What the exercise asks: Gather up the lines that contain "gmail".

-- Start of Stored rows --

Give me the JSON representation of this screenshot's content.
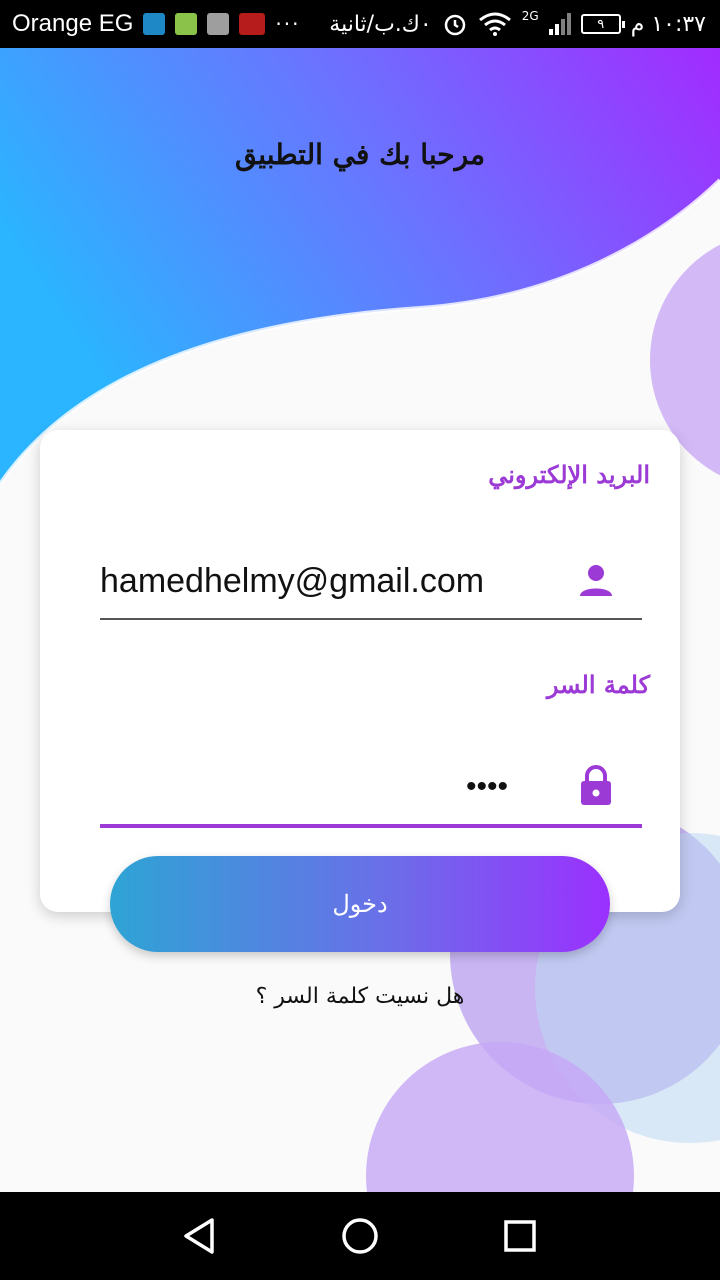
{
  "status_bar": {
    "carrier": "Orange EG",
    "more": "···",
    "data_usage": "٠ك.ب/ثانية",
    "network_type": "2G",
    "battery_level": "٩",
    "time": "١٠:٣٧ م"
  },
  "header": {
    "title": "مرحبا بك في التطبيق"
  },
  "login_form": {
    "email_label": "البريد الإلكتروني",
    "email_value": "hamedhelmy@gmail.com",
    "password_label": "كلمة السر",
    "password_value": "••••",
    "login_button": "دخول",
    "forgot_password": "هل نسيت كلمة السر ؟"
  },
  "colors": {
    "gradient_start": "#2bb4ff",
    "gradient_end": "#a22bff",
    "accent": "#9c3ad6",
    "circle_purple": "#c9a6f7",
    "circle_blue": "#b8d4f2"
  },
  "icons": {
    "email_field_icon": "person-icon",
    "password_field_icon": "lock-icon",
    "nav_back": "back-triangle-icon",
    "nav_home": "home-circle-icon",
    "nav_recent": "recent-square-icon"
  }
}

-- End of Stored rows --
-- Start of Stored rows --

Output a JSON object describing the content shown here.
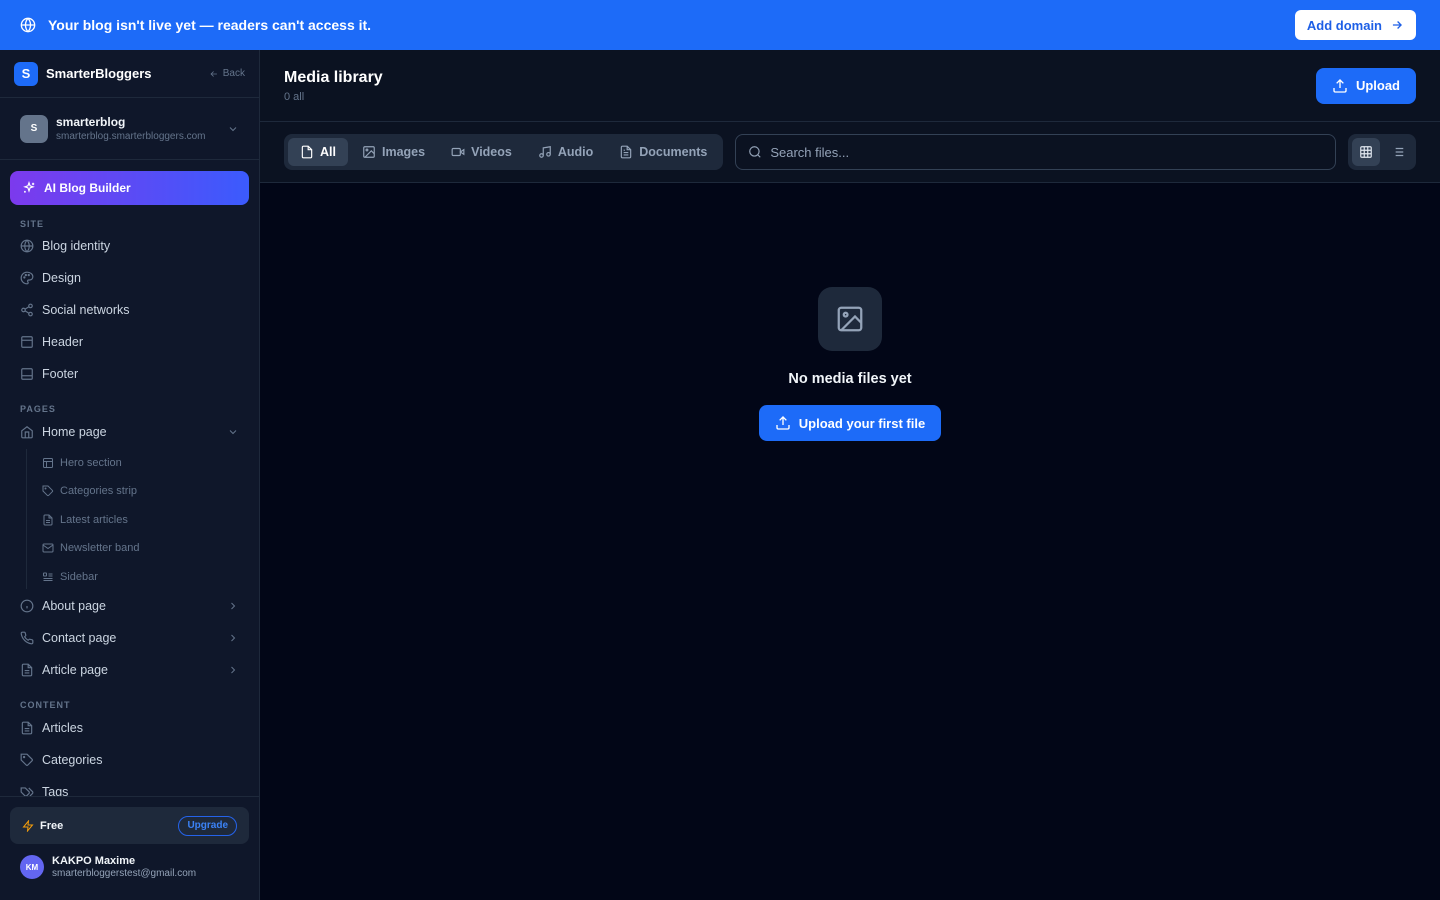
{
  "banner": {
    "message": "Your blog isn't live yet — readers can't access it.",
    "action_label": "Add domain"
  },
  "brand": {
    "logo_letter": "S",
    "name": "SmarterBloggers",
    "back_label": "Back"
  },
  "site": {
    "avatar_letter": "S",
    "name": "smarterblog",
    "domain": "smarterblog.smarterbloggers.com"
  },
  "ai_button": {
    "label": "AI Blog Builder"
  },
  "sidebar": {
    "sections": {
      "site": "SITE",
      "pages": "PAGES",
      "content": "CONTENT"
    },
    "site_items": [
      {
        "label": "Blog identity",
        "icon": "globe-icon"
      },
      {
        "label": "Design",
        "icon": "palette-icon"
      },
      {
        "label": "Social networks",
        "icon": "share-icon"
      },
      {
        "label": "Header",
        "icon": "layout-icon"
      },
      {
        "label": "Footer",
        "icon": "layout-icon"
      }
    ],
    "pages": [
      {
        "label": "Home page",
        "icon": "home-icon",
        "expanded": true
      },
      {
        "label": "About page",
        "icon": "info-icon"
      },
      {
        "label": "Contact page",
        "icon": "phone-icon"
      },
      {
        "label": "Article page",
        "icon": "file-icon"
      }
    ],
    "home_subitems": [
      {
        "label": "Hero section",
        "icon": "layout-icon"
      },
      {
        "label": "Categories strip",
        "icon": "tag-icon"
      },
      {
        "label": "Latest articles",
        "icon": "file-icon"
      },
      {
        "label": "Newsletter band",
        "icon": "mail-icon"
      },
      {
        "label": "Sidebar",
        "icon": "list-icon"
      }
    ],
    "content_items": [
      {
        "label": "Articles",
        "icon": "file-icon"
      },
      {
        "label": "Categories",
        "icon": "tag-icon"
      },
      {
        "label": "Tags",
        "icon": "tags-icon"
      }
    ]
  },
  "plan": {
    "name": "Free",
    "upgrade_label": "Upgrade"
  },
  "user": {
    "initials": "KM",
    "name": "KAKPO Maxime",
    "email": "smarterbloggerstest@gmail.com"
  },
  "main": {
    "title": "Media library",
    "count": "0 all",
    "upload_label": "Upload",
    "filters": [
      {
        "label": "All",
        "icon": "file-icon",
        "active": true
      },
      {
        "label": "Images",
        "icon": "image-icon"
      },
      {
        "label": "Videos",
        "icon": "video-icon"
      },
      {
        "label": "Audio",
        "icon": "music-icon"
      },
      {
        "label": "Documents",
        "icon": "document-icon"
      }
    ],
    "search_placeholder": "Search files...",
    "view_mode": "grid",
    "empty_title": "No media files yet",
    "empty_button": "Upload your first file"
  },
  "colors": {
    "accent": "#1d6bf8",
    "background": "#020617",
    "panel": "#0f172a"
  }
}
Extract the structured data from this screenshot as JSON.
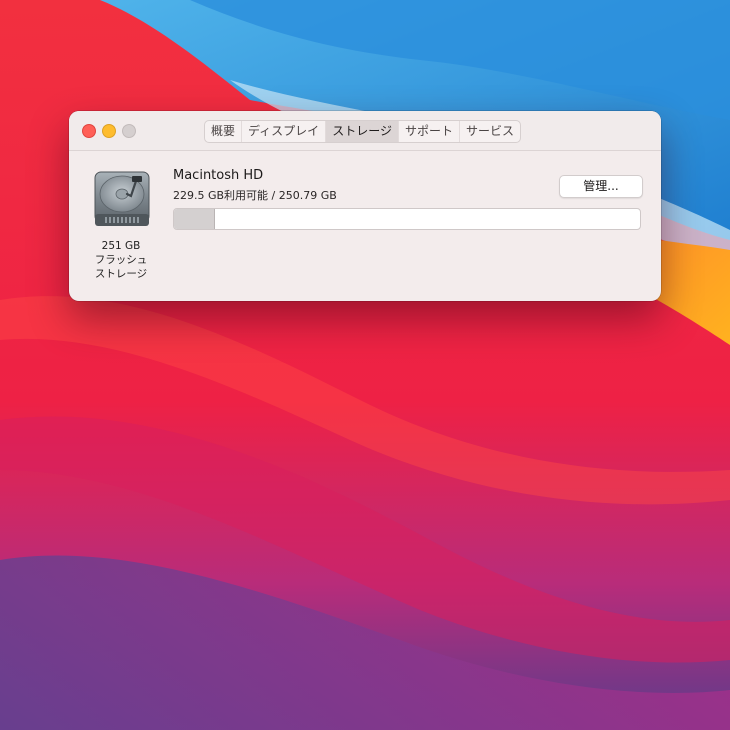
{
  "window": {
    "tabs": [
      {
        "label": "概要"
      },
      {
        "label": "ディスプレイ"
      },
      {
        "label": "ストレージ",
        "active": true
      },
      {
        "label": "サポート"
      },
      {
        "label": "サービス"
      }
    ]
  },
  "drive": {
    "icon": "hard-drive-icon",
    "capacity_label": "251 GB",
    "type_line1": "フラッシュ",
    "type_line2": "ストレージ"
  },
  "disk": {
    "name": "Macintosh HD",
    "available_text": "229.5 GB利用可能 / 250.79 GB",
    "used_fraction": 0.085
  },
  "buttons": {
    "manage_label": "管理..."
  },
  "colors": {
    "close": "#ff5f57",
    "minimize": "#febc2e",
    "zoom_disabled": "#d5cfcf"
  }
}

-- End of Stored rows --

Task response:
    "email_value": "hamedhelmy@gmail.com",
    "email": "smarterbloggerstest@gmail.com"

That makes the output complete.